--- CHALLENGE ---
Duplicate all of the records below line for line, changing nothing.

=== INFORMATION GIVEN ===

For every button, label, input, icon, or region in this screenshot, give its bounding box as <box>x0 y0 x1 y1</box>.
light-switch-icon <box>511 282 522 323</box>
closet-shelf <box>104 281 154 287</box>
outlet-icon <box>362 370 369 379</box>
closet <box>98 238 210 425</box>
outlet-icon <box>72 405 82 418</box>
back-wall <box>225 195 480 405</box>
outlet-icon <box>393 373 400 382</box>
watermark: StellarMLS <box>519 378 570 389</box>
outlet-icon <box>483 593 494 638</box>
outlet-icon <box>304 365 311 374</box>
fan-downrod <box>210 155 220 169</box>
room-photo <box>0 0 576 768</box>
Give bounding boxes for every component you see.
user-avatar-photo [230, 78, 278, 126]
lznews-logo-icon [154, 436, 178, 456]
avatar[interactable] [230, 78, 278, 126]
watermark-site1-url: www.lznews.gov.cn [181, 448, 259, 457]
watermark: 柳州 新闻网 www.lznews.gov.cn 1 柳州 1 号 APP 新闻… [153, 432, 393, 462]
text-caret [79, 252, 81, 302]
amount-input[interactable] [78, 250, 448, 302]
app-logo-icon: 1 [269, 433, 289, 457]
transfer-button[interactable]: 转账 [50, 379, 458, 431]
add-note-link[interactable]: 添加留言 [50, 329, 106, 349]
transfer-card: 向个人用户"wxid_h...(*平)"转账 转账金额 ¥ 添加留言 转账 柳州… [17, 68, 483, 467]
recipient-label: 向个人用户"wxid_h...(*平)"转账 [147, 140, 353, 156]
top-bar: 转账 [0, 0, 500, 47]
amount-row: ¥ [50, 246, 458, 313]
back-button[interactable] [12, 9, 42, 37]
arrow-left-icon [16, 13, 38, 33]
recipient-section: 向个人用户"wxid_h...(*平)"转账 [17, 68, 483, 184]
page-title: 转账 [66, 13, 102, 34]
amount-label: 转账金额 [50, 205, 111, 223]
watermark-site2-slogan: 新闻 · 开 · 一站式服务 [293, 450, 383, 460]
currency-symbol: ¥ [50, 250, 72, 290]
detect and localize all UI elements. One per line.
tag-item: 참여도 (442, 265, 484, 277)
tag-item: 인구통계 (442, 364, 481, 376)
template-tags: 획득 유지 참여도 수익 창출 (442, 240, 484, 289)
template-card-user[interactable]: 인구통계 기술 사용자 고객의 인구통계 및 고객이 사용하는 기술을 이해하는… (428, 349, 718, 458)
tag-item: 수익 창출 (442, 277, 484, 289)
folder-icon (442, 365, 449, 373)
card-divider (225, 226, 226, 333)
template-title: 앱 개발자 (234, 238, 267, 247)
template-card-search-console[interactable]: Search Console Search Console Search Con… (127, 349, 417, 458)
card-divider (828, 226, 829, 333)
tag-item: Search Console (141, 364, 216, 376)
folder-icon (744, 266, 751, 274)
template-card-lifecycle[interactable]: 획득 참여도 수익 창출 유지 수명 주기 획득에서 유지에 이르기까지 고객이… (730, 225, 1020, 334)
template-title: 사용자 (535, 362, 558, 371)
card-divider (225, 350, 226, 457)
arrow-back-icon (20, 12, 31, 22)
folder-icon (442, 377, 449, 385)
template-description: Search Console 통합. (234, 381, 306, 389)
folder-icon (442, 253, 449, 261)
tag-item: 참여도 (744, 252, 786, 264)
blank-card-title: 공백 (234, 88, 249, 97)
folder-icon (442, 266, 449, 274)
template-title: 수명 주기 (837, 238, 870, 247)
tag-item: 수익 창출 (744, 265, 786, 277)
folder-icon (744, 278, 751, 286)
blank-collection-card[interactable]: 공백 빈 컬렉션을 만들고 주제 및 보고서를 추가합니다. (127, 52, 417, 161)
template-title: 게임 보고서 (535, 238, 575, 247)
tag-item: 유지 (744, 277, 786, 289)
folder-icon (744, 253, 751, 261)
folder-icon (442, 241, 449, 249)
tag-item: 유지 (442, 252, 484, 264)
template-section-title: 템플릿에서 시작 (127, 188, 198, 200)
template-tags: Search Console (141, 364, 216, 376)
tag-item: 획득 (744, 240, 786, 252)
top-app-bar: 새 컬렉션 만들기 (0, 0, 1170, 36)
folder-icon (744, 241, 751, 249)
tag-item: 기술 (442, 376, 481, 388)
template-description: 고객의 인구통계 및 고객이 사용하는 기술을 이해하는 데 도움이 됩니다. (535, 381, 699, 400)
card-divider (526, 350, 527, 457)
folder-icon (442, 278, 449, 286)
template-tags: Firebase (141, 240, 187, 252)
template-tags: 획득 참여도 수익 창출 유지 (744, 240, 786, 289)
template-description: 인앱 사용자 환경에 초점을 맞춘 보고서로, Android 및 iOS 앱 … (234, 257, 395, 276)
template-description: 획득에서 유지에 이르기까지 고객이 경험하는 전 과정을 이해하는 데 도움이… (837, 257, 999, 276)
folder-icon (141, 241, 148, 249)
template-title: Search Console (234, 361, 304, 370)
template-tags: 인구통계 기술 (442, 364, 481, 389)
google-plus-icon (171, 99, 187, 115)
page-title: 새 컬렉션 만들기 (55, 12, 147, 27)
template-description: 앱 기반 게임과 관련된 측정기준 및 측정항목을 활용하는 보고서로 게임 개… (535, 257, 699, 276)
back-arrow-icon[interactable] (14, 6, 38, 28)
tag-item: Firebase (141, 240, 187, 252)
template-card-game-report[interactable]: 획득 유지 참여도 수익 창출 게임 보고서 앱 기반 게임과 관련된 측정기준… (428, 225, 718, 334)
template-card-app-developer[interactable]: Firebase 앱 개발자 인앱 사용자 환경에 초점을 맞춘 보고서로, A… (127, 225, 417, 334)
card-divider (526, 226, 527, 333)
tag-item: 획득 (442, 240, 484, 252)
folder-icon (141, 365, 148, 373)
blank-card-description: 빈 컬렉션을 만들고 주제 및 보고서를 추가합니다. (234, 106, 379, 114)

===

--- SOLUTION TO THIS PROBLEM ---
For every button, label, input, icon, or region in this screenshot, give its bounding box as <box>x0 y0 x1 y1</box>.
light-switch-icon <box>511 282 522 323</box>
closet-shelf <box>104 281 154 287</box>
outlet-icon <box>362 370 369 379</box>
closet <box>98 238 210 425</box>
outlet-icon <box>72 405 82 418</box>
back-wall <box>225 195 480 405</box>
outlet-icon <box>393 373 400 382</box>
watermark: StellarMLS <box>519 378 570 389</box>
outlet-icon <box>483 593 494 638</box>
outlet-icon <box>304 365 311 374</box>
fan-downrod <box>210 155 220 169</box>
room-photo <box>0 0 576 768</box>
Give bounding boxes for every component you see.
user-avatar-photo [230, 78, 278, 126]
lznews-logo-icon [154, 436, 178, 456]
avatar[interactable] [230, 78, 278, 126]
watermark-site1-url: www.lznews.gov.cn [181, 448, 259, 457]
watermark: 柳州 新闻网 www.lznews.gov.cn 1 柳州 1 号 APP 新闻… [153, 432, 393, 462]
text-caret [79, 252, 81, 302]
amount-input[interactable] [78, 250, 448, 302]
app-logo-icon: 1 [269, 433, 289, 457]
transfer-button[interactable]: 转账 [50, 379, 458, 431]
add-note-link[interactable]: 添加留言 [50, 329, 106, 349]
transfer-card: 向个人用户"wxid_h...(*平)"转账 转账金额 ¥ 添加留言 转账 柳州… [17, 68, 483, 467]
recipient-label: 向个人用户"wxid_h...(*平)"转账 [147, 140, 353, 156]
top-bar: 转账 [0, 0, 500, 47]
amount-row: ¥ [50, 246, 458, 313]
back-button[interactable] [12, 9, 42, 37]
arrow-left-icon [16, 13, 38, 33]
recipient-section: 向个人用户"wxid_h...(*平)"转账 [17, 68, 483, 184]
page-title: 转账 [66, 13, 102, 34]
amount-label: 转账金额 [50, 205, 111, 223]
watermark-site2-slogan: 新闻 · 开 · 一站式服务 [293, 450, 383, 460]
currency-symbol: ¥ [50, 250, 72, 290]
detect and localize all UI elements. One per line.
tag-item: 참여도 (442, 265, 484, 277)
tag-item: 인구통계 (442, 364, 481, 376)
template-tags: 획득 유지 참여도 수익 창출 (442, 240, 484, 289)
template-card-user[interactable]: 인구통계 기술 사용자 고객의 인구통계 및 고객이 사용하는 기술을 이해하는… (428, 349, 718, 458)
tag-item: 수익 창출 (442, 277, 484, 289)
folder-icon (442, 365, 449, 373)
card-divider (225, 226, 226, 333)
template-title: 앱 개발자 (234, 238, 267, 247)
template-card-search-console[interactable]: Search Console Search Console Search Con… (127, 349, 417, 458)
card-divider (828, 226, 829, 333)
tag-item: Search Console (141, 364, 216, 376)
folder-icon (744, 266, 751, 274)
template-card-lifecycle[interactable]: 획득 참여도 수익 창출 유지 수명 주기 획득에서 유지에 이르기까지 고객이… (730, 225, 1020, 334)
template-title: 사용자 (535, 362, 558, 371)
card-divider (225, 350, 226, 457)
arrow-back-icon (20, 12, 31, 22)
folder-icon (442, 377, 449, 385)
template-description: Search Console 통합. (234, 381, 306, 389)
folder-icon (442, 253, 449, 261)
tag-item: 참여도 (744, 252, 786, 264)
blank-card-title: 공백 (234, 88, 249, 97)
folder-icon (442, 266, 449, 274)
template-title: 수명 주기 (837, 238, 870, 247)
tag-item: 수익 창출 (744, 265, 786, 277)
folder-icon (744, 278, 751, 286)
blank-collection-card[interactable]: 공백 빈 컬렉션을 만들고 주제 및 보고서를 추가합니다. (127, 52, 417, 161)
template-title: 게임 보고서 (535, 238, 575, 247)
tag-item: 유지 (744, 277, 786, 289)
folder-icon (744, 253, 751, 261)
folder-icon (442, 241, 449, 249)
tag-item: 유지 (442, 252, 484, 264)
template-section-title: 템플릿에서 시작 (127, 188, 198, 200)
template-tags: Search Console (141, 364, 216, 376)
tag-item: 획득 (744, 240, 786, 252)
top-app-bar: 새 컬렉션 만들기 (0, 0, 1170, 36)
folder-icon (744, 241, 751, 249)
tag-item: 기술 (442, 376, 481, 388)
template-description: 고객의 인구통계 및 고객이 사용하는 기술을 이해하는 데 도움이 됩니다. (535, 381, 699, 400)
card-divider (526, 350, 527, 457)
folder-icon (442, 278, 449, 286)
template-tags: Firebase (141, 240, 187, 252)
template-tags: 획득 참여도 수익 창출 유지 (744, 240, 786, 289)
template-description: 인앱 사용자 환경에 초점을 맞춘 보고서로, Android 및 iOS 앱 … (234, 257, 395, 276)
template-description: 획득에서 유지에 이르기까지 고객이 경험하는 전 과정을 이해하는 데 도움이… (837, 257, 999, 276)
folder-icon (141, 241, 148, 249)
template-title: Search Console (234, 361, 304, 370)
template-tags: 인구통계 기술 (442, 364, 481, 389)
google-plus-icon (171, 99, 187, 115)
page-title: 새 컬렉션 만들기 (55, 12, 147, 27)
template-description: 앱 기반 게임과 관련된 측정기준 및 측정항목을 활용하는 보고서로 게임 개… (535, 257, 699, 276)
back-arrow-icon[interactable] (14, 6, 38, 28)
tag-item: Firebase (141, 240, 187, 252)
template-card-game-report[interactable]: 획득 유지 참여도 수익 창출 게임 보고서 앱 기반 게임과 관련된 측정기준… (428, 225, 718, 334)
template-card-app-developer[interactable]: Firebase 앱 개발자 인앱 사용자 환경에 초점을 맞춘 보고서로, A… (127, 225, 417, 334)
card-divider (526, 226, 527, 333)
tag-item: 획득 (442, 240, 484, 252)
folder-icon (141, 365, 148, 373)
blank-card-description: 빈 컬렉션을 만들고 주제 및 보고서를 추가합니다. (234, 106, 379, 114)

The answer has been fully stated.